The task
All records should be reproduced verbatim.

Data extract
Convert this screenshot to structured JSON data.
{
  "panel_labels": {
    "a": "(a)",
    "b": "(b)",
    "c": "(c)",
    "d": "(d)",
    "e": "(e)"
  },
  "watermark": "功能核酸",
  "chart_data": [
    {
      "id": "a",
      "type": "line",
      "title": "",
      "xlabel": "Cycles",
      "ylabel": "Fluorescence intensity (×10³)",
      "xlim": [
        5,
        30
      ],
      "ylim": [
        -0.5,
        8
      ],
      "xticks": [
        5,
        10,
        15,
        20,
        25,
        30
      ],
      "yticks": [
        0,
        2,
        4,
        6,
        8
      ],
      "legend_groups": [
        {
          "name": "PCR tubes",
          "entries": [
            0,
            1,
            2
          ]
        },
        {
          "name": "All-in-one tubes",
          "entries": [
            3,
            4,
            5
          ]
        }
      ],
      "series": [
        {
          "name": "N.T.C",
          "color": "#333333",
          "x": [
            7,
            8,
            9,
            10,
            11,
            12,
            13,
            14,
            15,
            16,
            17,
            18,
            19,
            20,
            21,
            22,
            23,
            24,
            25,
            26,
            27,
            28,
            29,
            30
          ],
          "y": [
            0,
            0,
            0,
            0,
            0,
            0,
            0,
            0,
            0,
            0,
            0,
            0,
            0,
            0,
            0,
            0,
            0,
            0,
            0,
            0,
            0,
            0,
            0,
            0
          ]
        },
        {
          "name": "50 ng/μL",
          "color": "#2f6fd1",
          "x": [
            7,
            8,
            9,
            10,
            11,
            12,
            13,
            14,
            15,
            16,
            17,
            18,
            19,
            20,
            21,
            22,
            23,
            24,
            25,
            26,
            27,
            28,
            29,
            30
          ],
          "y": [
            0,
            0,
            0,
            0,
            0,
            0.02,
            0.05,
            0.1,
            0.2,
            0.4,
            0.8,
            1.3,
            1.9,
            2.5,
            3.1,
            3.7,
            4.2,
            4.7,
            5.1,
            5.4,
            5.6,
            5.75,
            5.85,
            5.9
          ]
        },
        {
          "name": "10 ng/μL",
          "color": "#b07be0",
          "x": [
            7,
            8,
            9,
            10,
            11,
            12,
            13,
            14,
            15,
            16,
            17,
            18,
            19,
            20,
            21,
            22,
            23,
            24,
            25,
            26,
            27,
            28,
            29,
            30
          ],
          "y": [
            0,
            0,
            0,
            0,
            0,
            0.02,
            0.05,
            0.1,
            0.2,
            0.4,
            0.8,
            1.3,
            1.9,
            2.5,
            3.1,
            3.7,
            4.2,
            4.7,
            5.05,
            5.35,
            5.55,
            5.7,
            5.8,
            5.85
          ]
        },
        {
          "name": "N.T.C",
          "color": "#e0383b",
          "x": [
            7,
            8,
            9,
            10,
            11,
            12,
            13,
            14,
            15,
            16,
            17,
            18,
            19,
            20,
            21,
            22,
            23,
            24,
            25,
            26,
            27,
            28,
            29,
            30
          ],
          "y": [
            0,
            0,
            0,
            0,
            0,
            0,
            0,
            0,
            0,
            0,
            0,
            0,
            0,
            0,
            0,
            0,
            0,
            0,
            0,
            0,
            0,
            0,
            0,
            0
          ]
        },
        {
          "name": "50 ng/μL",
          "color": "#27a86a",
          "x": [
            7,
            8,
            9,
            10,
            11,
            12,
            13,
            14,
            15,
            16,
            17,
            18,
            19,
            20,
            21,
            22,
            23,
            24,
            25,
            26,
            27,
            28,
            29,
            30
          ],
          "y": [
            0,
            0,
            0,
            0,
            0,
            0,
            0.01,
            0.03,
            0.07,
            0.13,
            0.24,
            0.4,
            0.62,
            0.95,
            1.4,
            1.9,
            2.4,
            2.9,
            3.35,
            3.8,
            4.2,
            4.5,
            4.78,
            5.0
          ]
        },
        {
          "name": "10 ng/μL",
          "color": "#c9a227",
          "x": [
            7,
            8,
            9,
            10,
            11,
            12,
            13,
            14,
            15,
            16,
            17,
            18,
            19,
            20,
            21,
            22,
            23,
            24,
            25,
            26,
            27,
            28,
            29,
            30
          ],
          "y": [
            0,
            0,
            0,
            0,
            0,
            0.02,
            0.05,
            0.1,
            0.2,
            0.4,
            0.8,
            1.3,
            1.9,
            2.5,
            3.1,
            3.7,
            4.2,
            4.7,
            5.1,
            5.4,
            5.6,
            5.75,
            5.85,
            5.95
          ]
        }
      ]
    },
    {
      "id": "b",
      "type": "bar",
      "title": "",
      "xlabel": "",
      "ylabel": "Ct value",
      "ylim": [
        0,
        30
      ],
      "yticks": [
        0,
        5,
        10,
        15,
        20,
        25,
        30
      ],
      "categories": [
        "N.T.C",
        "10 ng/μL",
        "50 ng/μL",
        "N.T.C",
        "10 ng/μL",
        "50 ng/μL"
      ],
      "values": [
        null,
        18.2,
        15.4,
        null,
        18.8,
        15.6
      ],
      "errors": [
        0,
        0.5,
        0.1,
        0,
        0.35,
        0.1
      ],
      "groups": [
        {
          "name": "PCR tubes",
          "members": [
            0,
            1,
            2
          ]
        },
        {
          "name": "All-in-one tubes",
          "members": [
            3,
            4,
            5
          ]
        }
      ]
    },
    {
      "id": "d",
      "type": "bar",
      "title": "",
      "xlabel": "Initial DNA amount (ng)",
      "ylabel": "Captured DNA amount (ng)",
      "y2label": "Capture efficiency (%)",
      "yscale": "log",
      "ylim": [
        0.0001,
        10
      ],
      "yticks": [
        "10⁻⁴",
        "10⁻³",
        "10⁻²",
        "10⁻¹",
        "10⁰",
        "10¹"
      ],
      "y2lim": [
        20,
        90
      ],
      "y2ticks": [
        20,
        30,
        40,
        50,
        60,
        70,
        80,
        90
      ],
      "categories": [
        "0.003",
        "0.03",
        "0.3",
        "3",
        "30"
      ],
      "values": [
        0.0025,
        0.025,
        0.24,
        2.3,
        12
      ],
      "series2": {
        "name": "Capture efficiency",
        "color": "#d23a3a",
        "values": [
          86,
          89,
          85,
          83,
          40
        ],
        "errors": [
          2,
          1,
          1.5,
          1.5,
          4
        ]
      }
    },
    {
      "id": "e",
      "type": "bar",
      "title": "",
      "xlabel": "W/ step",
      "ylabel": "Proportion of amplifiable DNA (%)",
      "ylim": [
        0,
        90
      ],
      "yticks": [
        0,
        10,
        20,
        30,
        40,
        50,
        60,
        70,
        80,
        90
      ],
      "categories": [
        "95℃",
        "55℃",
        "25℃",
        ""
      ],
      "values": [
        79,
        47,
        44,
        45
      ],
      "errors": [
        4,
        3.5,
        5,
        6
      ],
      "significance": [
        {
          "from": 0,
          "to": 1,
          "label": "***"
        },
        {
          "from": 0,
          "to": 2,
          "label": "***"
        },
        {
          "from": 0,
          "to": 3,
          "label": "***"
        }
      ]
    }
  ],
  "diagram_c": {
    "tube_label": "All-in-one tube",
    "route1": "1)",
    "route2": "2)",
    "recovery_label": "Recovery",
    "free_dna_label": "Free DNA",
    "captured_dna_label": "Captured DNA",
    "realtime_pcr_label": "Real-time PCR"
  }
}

Finished task
Convert this screenshot to structured JSON data.
{
  "panel_labels": {
    "a": "(a)",
    "b": "(b)",
    "c": "(c)",
    "d": "(d)",
    "e": "(e)"
  },
  "watermark": "功能核酸",
  "chart_data": [
    {
      "id": "a",
      "type": "line",
      "title": "",
      "xlabel": "Cycles",
      "ylabel": "Fluorescence intensity (×10³)",
      "xlim": [
        5,
        30
      ],
      "ylim": [
        -0.5,
        8
      ],
      "xticks": [
        5,
        10,
        15,
        20,
        25,
        30
      ],
      "yticks": [
        0,
        2,
        4,
        6,
        8
      ],
      "legend_groups": [
        {
          "name": "PCR tubes",
          "entries": [
            0,
            1,
            2
          ]
        },
        {
          "name": "All-in-one tubes",
          "entries": [
            3,
            4,
            5
          ]
        }
      ],
      "series": [
        {
          "name": "N.T.C",
          "color": "#333333",
          "x": [
            7,
            8,
            9,
            10,
            11,
            12,
            13,
            14,
            15,
            16,
            17,
            18,
            19,
            20,
            21,
            22,
            23,
            24,
            25,
            26,
            27,
            28,
            29,
            30
          ],
          "y": [
            0,
            0,
            0,
            0,
            0,
            0,
            0,
            0,
            0,
            0,
            0,
            0,
            0,
            0,
            0,
            0,
            0,
            0,
            0,
            0,
            0,
            0,
            0,
            0
          ]
        },
        {
          "name": "50 ng/μL",
          "color": "#2f6fd1",
          "x": [
            7,
            8,
            9,
            10,
            11,
            12,
            13,
            14,
            15,
            16,
            17,
            18,
            19,
            20,
            21,
            22,
            23,
            24,
            25,
            26,
            27,
            28,
            29,
            30
          ],
          "y": [
            0,
            0,
            0,
            0,
            0,
            0.02,
            0.05,
            0.1,
            0.2,
            0.4,
            0.8,
            1.3,
            1.9,
            2.5,
            3.1,
            3.7,
            4.2,
            4.7,
            5.1,
            5.4,
            5.6,
            5.75,
            5.85,
            5.9
          ]
        },
        {
          "name": "10 ng/μL",
          "color": "#b07be0",
          "x": [
            7,
            8,
            9,
            10,
            11,
            12,
            13,
            14,
            15,
            16,
            17,
            18,
            19,
            20,
            21,
            22,
            23,
            24,
            25,
            26,
            27,
            28,
            29,
            30
          ],
          "y": [
            0,
            0,
            0,
            0,
            0,
            0.02,
            0.05,
            0.1,
            0.2,
            0.4,
            0.8,
            1.3,
            1.9,
            2.5,
            3.1,
            3.7,
            4.2,
            4.7,
            5.05,
            5.35,
            5.55,
            5.7,
            5.8,
            5.85
          ]
        },
        {
          "name": "N.T.C",
          "color": "#e0383b",
          "x": [
            7,
            8,
            9,
            10,
            11,
            12,
            13,
            14,
            15,
            16,
            17,
            18,
            19,
            20,
            21,
            22,
            23,
            24,
            25,
            26,
            27,
            28,
            29,
            30
          ],
          "y": [
            0,
            0,
            0,
            0,
            0,
            0,
            0,
            0,
            0,
            0,
            0,
            0,
            0,
            0,
            0,
            0,
            0,
            0,
            0,
            0,
            0,
            0,
            0,
            0
          ]
        },
        {
          "name": "50 ng/μL",
          "color": "#27a86a",
          "x": [
            7,
            8,
            9,
            10,
            11,
            12,
            13,
            14,
            15,
            16,
            17,
            18,
            19,
            20,
            21,
            22,
            23,
            24,
            25,
            26,
            27,
            28,
            29,
            30
          ],
          "y": [
            0,
            0,
            0,
            0,
            0,
            0,
            0.01,
            0.03,
            0.07,
            0.13,
            0.24,
            0.4,
            0.62,
            0.95,
            1.4,
            1.9,
            2.4,
            2.9,
            3.35,
            3.8,
            4.2,
            4.5,
            4.78,
            5.0
          ]
        },
        {
          "name": "10 ng/μL",
          "color": "#c9a227",
          "x": [
            7,
            8,
            9,
            10,
            11,
            12,
            13,
            14,
            15,
            16,
            17,
            18,
            19,
            20,
            21,
            22,
            23,
            24,
            25,
            26,
            27,
            28,
            29,
            30
          ],
          "y": [
            0,
            0,
            0,
            0,
            0,
            0.02,
            0.05,
            0.1,
            0.2,
            0.4,
            0.8,
            1.3,
            1.9,
            2.5,
            3.1,
            3.7,
            4.2,
            4.7,
            5.1,
            5.4,
            5.6,
            5.75,
            5.85,
            5.95
          ]
        }
      ]
    },
    {
      "id": "b",
      "type": "bar",
      "title": "",
      "xlabel": "",
      "ylabel": "Ct value",
      "ylim": [
        0,
        30
      ],
      "yticks": [
        0,
        5,
        10,
        15,
        20,
        25,
        30
      ],
      "categories": [
        "N.T.C",
        "10 ng/μL",
        "50 ng/μL",
        "N.T.C",
        "10 ng/μL",
        "50 ng/μL"
      ],
      "values": [
        null,
        18.2,
        15.4,
        null,
        18.8,
        15.6
      ],
      "errors": [
        0,
        0.5,
        0.1,
        0,
        0.35,
        0.1
      ],
      "groups": [
        {
          "name": "PCR tubes",
          "members": [
            0,
            1,
            2
          ]
        },
        {
          "name": "All-in-one tubes",
          "members": [
            3,
            4,
            5
          ]
        }
      ]
    },
    {
      "id": "d",
      "type": "bar",
      "title": "",
      "xlabel": "Initial DNA amount (ng)",
      "ylabel": "Captured DNA amount (ng)",
      "y2label": "Capture efficiency (%)",
      "yscale": "log",
      "ylim": [
        0.0001,
        10
      ],
      "yticks": [
        "10⁻⁴",
        "10⁻³",
        "10⁻²",
        "10⁻¹",
        "10⁰",
        "10¹"
      ],
      "y2lim": [
        20,
        90
      ],
      "y2ticks": [
        20,
        30,
        40,
        50,
        60,
        70,
        80,
        90
      ],
      "categories": [
        "0.003",
        "0.03",
        "0.3",
        "3",
        "30"
      ],
      "values": [
        0.0025,
        0.025,
        0.24,
        2.3,
        12
      ],
      "series2": {
        "name": "Capture efficiency",
        "color": "#d23a3a",
        "values": [
          86,
          89,
          85,
          83,
          40
        ],
        "errors": [
          2,
          1,
          1.5,
          1.5,
          4
        ]
      }
    },
    {
      "id": "e",
      "type": "bar",
      "title": "",
      "xlabel": "W/ step",
      "ylabel": "Proportion of amplifiable DNA (%)",
      "ylim": [
        0,
        90
      ],
      "yticks": [
        0,
        10,
        20,
        30,
        40,
        50,
        60,
        70,
        80,
        90
      ],
      "categories": [
        "95℃",
        "55℃",
        "25℃",
        ""
      ],
      "values": [
        79,
        47,
        44,
        45
      ],
      "errors": [
        4,
        3.5,
        5,
        6
      ],
      "significance": [
        {
          "from": 0,
          "to": 1,
          "label": "***"
        },
        {
          "from": 0,
          "to": 2,
          "label": "***"
        },
        {
          "from": 0,
          "to": 3,
          "label": "***"
        }
      ]
    }
  ],
  "diagram_c": {
    "tube_label": "All-in-one tube",
    "route1": "1)",
    "route2": "2)",
    "recovery_label": "Recovery",
    "free_dna_label": "Free DNA",
    "captured_dna_label": "Captured DNA",
    "realtime_pcr_label": "Real-time PCR"
  }
}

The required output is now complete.